▸ WRITTEN PROBLEM:
Copy out each line featuring the string "CAPSTAN" from the entries beneath.

▸ PROVIDED DATA:
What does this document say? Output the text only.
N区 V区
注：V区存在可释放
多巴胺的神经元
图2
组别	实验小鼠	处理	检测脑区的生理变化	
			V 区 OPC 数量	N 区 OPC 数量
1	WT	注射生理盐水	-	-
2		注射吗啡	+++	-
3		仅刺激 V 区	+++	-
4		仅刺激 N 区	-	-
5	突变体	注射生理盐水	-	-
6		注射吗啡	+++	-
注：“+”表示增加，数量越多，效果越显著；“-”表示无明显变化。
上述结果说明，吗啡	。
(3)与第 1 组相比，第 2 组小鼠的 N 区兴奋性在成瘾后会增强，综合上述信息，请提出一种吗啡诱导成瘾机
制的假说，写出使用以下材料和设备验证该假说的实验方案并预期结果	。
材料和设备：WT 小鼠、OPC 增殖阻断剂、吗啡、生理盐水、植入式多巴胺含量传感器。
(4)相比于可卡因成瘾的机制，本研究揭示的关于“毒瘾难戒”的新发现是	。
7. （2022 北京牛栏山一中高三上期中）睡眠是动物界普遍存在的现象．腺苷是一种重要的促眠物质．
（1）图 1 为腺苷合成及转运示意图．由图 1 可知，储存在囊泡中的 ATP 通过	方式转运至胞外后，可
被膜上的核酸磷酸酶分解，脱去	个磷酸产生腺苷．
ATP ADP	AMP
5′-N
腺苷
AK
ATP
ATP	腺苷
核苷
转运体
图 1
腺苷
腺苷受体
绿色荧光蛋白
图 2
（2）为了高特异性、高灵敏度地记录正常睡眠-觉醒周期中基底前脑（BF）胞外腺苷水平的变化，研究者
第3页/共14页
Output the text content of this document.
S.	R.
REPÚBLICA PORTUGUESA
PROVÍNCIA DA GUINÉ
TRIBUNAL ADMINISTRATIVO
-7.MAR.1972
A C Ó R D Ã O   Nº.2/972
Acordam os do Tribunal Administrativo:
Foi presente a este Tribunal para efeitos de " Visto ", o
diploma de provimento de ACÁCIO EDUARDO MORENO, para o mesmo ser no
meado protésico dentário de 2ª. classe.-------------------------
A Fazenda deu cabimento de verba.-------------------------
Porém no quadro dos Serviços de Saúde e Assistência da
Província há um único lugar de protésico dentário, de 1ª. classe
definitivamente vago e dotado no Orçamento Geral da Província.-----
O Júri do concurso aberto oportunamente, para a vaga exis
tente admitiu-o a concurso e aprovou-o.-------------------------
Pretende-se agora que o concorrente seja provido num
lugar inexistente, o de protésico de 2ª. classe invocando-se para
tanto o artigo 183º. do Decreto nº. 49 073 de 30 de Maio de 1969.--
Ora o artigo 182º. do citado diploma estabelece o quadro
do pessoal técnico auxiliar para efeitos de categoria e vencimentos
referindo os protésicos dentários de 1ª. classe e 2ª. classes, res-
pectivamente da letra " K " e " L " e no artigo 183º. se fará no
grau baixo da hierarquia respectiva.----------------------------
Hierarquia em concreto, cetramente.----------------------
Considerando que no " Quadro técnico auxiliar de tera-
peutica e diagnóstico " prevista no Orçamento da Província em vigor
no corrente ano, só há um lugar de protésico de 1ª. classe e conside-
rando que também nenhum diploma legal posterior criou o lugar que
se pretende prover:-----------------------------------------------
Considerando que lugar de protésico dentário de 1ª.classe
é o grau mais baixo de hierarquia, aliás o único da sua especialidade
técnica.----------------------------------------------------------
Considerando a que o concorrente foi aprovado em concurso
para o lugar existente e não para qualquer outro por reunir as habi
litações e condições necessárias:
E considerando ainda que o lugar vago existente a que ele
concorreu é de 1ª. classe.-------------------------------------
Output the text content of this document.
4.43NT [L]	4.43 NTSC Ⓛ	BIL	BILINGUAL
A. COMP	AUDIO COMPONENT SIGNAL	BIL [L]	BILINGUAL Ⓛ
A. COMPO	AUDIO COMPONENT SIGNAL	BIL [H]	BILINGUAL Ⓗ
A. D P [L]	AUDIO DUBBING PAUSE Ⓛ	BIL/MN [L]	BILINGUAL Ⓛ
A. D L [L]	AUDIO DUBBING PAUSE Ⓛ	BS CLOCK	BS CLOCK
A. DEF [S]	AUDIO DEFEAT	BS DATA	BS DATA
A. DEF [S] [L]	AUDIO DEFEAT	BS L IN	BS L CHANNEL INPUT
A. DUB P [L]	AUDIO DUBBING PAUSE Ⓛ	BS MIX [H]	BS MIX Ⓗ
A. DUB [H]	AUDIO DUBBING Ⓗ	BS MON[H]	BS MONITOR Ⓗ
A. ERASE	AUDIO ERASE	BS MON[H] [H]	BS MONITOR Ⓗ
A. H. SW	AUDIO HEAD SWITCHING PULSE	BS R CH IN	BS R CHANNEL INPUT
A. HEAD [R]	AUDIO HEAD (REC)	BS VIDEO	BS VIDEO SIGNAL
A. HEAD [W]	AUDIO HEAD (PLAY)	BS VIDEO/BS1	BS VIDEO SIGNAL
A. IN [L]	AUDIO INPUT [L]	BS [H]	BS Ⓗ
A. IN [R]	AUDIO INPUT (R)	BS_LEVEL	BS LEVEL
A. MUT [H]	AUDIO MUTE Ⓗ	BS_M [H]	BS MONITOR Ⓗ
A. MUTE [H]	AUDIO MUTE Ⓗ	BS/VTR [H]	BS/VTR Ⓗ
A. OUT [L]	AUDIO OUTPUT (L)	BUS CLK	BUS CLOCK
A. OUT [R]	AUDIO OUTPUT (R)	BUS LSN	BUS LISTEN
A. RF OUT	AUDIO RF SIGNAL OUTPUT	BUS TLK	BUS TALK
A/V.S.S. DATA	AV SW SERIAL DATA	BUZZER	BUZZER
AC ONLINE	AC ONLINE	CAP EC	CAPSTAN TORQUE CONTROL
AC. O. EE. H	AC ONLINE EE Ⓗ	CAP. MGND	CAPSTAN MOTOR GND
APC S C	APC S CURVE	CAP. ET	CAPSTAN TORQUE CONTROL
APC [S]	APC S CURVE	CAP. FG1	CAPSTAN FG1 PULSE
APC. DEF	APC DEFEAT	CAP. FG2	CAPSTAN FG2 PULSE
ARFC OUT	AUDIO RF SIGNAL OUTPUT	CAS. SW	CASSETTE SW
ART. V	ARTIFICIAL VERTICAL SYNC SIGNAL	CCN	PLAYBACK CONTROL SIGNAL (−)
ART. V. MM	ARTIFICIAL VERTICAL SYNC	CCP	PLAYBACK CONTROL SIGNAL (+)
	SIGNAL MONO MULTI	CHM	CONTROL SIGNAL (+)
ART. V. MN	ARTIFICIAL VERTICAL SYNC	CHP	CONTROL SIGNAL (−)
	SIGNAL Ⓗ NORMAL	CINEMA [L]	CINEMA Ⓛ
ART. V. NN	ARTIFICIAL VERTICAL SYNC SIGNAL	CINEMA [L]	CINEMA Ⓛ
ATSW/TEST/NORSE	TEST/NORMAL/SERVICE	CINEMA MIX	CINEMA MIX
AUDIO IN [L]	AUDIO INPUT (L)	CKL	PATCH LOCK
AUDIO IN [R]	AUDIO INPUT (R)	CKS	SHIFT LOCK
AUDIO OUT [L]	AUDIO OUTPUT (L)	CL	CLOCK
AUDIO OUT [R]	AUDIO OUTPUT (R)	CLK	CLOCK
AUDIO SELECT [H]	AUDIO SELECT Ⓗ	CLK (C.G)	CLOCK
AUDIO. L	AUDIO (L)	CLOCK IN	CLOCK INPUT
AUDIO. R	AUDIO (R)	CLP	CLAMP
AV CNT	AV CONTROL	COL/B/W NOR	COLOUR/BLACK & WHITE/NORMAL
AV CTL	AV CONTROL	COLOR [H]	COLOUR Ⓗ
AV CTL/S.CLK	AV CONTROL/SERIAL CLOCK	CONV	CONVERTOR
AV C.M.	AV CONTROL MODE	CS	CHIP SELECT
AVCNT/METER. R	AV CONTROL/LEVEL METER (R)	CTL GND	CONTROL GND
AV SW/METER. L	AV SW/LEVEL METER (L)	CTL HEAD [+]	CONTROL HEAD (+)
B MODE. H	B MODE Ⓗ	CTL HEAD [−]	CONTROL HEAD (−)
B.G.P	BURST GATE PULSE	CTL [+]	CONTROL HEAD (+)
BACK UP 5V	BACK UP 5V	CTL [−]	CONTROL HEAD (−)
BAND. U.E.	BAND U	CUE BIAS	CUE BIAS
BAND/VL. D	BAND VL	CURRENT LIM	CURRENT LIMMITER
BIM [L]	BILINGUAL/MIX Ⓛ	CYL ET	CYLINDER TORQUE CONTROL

▸ REPLY TO THE TASK:
AC ONLINE	AC ONLINE	CAP EC	CAPSTAN TORQUE CONTROL
AC. O. EE. H	AC ONLINE EE Ⓗ	CAP. MGND	CAPSTAN MOTOR GND
APC S C	APC S CURVE	CAP. ET	CAPSTAN TORQUE CONTROL
APC [S]	APC S CURVE	CAP. FG1	CAPSTAN FG1 PULSE
APC. DEF	APC DEFEAT	CAP. FG2	CAPSTAN FG2 PULSE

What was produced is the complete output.